• EXERCISE INSTRUCTIONS: Pull every line of the entries that has the word "ДПКП".

(Dataset entries)
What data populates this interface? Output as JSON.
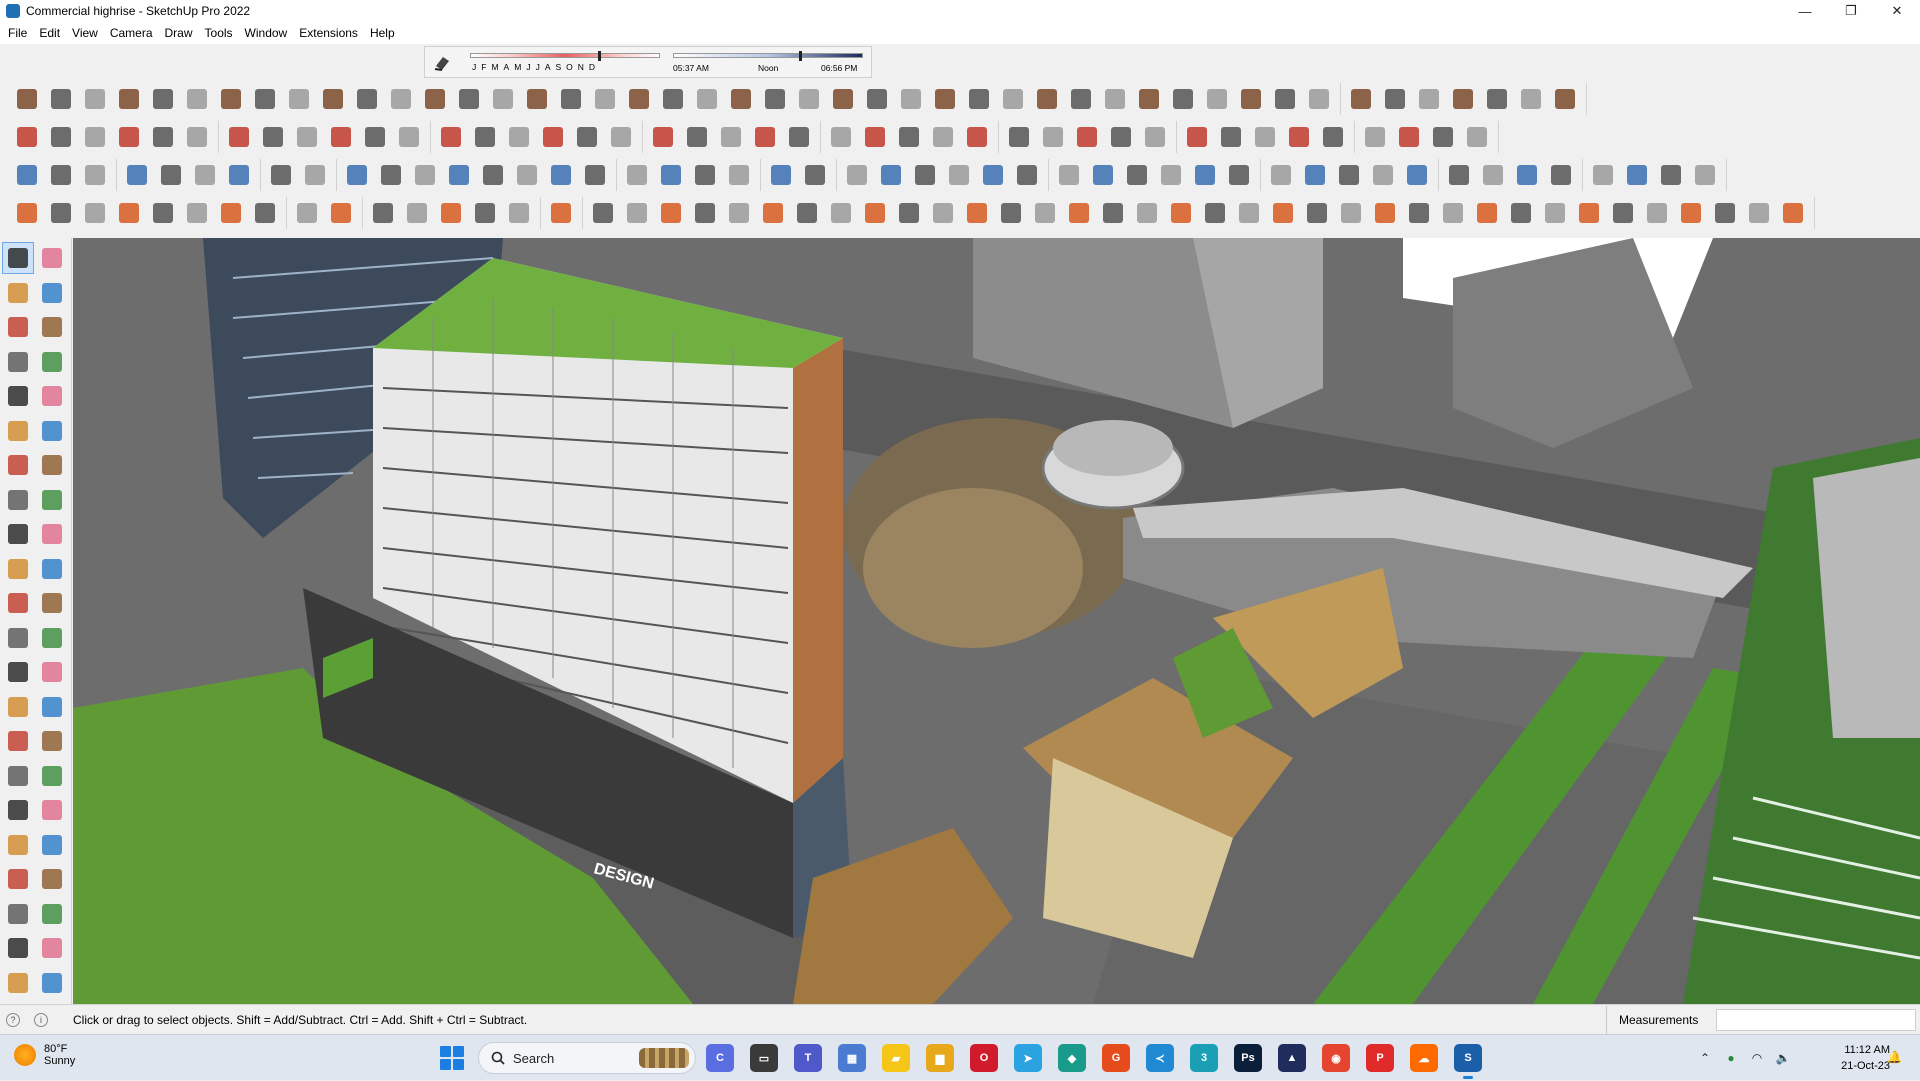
{
  "window": {
    "title": "Commercial highrise - SketchUp Pro 2022"
  },
  "window_controls": {
    "minimize": "—",
    "maximize": "❐",
    "close": "✕"
  },
  "menu": [
    "File",
    "Edit",
    "View",
    "Camera",
    "Draw",
    "Tools",
    "Window",
    "Extensions",
    "Help"
  ],
  "shadows": {
    "months": [
      "J",
      "F",
      "M",
      "A",
      "M",
      "J",
      "J",
      "A",
      "S",
      "O",
      "N",
      "D"
    ],
    "time_start": "05:37 AM",
    "time_mid": "Noon",
    "time_end": "06:56 PM"
  },
  "toolbar_icons": {
    "row1_color": "#7a4a2a",
    "row2_color": "#c0392b",
    "row3_color": "#3a6fb0",
    "row4_color": "#d65a1e"
  },
  "viewport": {
    "description_free": true,
    "signage": "DESIGN"
  },
  "status": {
    "message": "Click or drag to select objects. Shift = Add/Subtract. Ctrl = Add. Shift + Ctrl = Subtract.",
    "measurements_label": "Measurements",
    "measurements_value": ""
  },
  "taskbar": {
    "weather_temp": "80°F",
    "weather_condition": "Sunny",
    "search_label": "Search",
    "apps": [
      {
        "name": "copilot",
        "color": "#5b6ee1",
        "glyph": "C"
      },
      {
        "name": "task-view",
        "color": "#3a3a3a",
        "glyph": "▭"
      },
      {
        "name": "teams",
        "color": "#5059c9",
        "glyph": "T"
      },
      {
        "name": "calculator",
        "color": "#4a7bd0",
        "glyph": "▦"
      },
      {
        "name": "sticky-notes",
        "color": "#f5c518",
        "glyph": "▰"
      },
      {
        "name": "file-explorer",
        "color": "#e7a91b",
        "glyph": "▆"
      },
      {
        "name": "opera",
        "color": "#d11a2a",
        "glyph": "O"
      },
      {
        "name": "telegram",
        "color": "#2aa3e0",
        "glyph": "➤"
      },
      {
        "name": "maps-app",
        "color": "#1a9a8a",
        "glyph": "◆"
      },
      {
        "name": "grammarly",
        "color": "#e54b1b",
        "glyph": "G"
      },
      {
        "name": "vs-code",
        "color": "#1f8ad2",
        "glyph": "≺"
      },
      {
        "name": "sketchup-3",
        "color": "#1a9fb5",
        "glyph": "3"
      },
      {
        "name": "photoshop",
        "color": "#0b1f3a",
        "glyph": "Ps"
      },
      {
        "name": "vectorworks",
        "color": "#1f2c5c",
        "glyph": "▲"
      },
      {
        "name": "chrome",
        "color": "#e4452f",
        "glyph": "◉"
      },
      {
        "name": "pinterest",
        "color": "#e12a2a",
        "glyph": "P"
      },
      {
        "name": "soundcloud",
        "color": "#ff6a00",
        "glyph": "☁"
      },
      {
        "name": "sketchup",
        "color": "#1a5fa8",
        "glyph": "S"
      }
    ],
    "time": "11:12 AM",
    "date": "21-Oct-23"
  }
}
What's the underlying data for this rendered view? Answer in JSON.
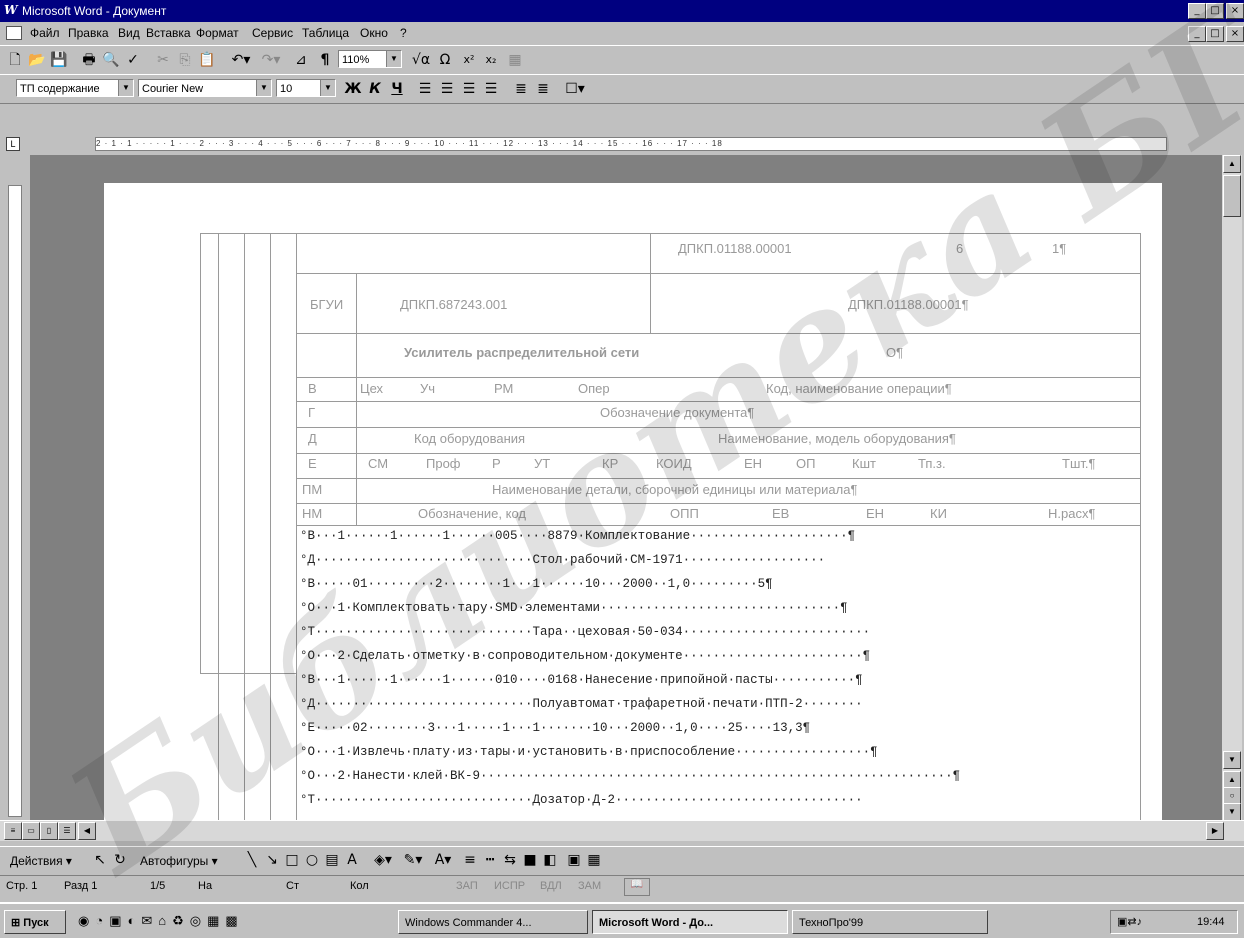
{
  "window": {
    "title": "Microsoft Word - Документ",
    "min": "_",
    "max": "□",
    "close": "×"
  },
  "menu": [
    "Файл",
    "Правка",
    "Вид",
    "Вставка",
    "Формат",
    "Сервис",
    "Таблица",
    "Окно",
    "?"
  ],
  "toolbar": {
    "zoom": "110%",
    "style": "ТП содержание",
    "font": "Courier New",
    "size": "10",
    "bold": "Ж",
    "italic": "К",
    "underline": "Ч"
  },
  "ruler": "2 · 1 · 1 · · · · · 1 · · · 2 · · · 3 · · · 4 · · · 5 · · · 6 · · · 7 · · · 8 · · · 9 · · · 10 · · · 11 · · · 12 · · · 13 · · · 14 · · · 15 · · · 16 · · · 17 · · · 18",
  "form": {
    "code_top": "ДПКП.01188.00001",
    "sheet_no": "6",
    "sheet_total": "1¶",
    "org": "БГУИ",
    "drawing": "ДПКП.687243.001",
    "code_right": "ДПКП.01188.00001¶",
    "title": "Усилитель распределительной сети",
    "zero": "О¶",
    "r_cols": [
      "В",
      "Цех",
      "Уч",
      "РМ",
      "Опер",
      "Код, наименование операции¶"
    ],
    "g_row": [
      "Г",
      "Обозначение документа¶"
    ],
    "d_row": [
      "Д",
      "Код оборудования",
      "Наименование, модель оборудования¶"
    ],
    "e_cols": [
      "Е",
      "СМ",
      "Проф",
      "Р",
      "УТ",
      "КР",
      "КОИД",
      "ЕН",
      "ОП",
      "Кшт",
      "Тп.з.",
      "Тшт.¶"
    ],
    "pm_row": [
      "ПМ",
      "Наименование детали, сборочной единицы или материала¶"
    ],
    "nm_cols": [
      "НМ",
      "Обозначение, код",
      "ОПП",
      "ЕВ",
      "ЕН",
      "КИ",
      "Н.расх¶"
    ]
  },
  "lines": [
    {
      "prefix": "°В···",
      "text": "1······1······1······005····8879·Комплектование·····················¶"
    },
    {
      "prefix": "°Д···",
      "text": "··························Стол·рабочий·СМ-1971···················"
    },
    {
      "prefix": "°В···",
      "text": "··01·········2········1···1······10···2000··1,0·········5¶"
    },
    {
      "prefix": "°О···",
      "text": "1·Комплектовать·тару·SMD·элементами································¶"
    },
    {
      "prefix": "°Т···",
      "text": "··························Тара··цеховая·50-034·························"
    },
    {
      "prefix": "°О···",
      "text": "2·Сделать·отметку·в·сопроводительном·документе························¶"
    },
    {
      "prefix": "°В···",
      "text": "1······1······1······010····0168·Нанесение·припойной·пасты···········¶"
    },
    {
      "prefix": "°Д···",
      "text": "··························Полуавтомат·трафаретной·печати·ПТП-2········"
    },
    {
      "prefix": "°Е···",
      "text": "··02········3···1·····1···1·······10···2000··1,0····25····13,3¶"
    },
    {
      "prefix": "°О···",
      "text": "1·Извлечь·плату·из·тары·и·установить·в·приспособление··················¶"
    },
    {
      "prefix": "°О···",
      "text": "2·Нанести·клей·ВК-9·······························································¶"
    },
    {
      "prefix": "°Т···",
      "text": "··························Дозатор·Д-2·································"
    }
  ],
  "drawbar": {
    "actions": "Действия ▾",
    "autoshapes": "Автофигуры ▾"
  },
  "status": [
    "Стр. 1",
    "Разд 1",
    "1/5",
    "На",
    "Ст",
    "Кол",
    "ЗАП",
    "ИСПР",
    "ВДЛ",
    "ЗАМ"
  ],
  "taskbar": {
    "start": "Пуск",
    "tasks": [
      "Windows Commander 4...",
      "Microsoft Word - До...",
      "ТехноПро'99"
    ],
    "clock": "19:44"
  },
  "watermark": "Библиотека БГУИР"
}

• RESPONSE FOR THIS EXERCISE:
    "code_top": "ДПКП.01188.00001",
    "drawing": "ДПКП.687243.001",
    "code_right": "ДПКП.01188.00001¶",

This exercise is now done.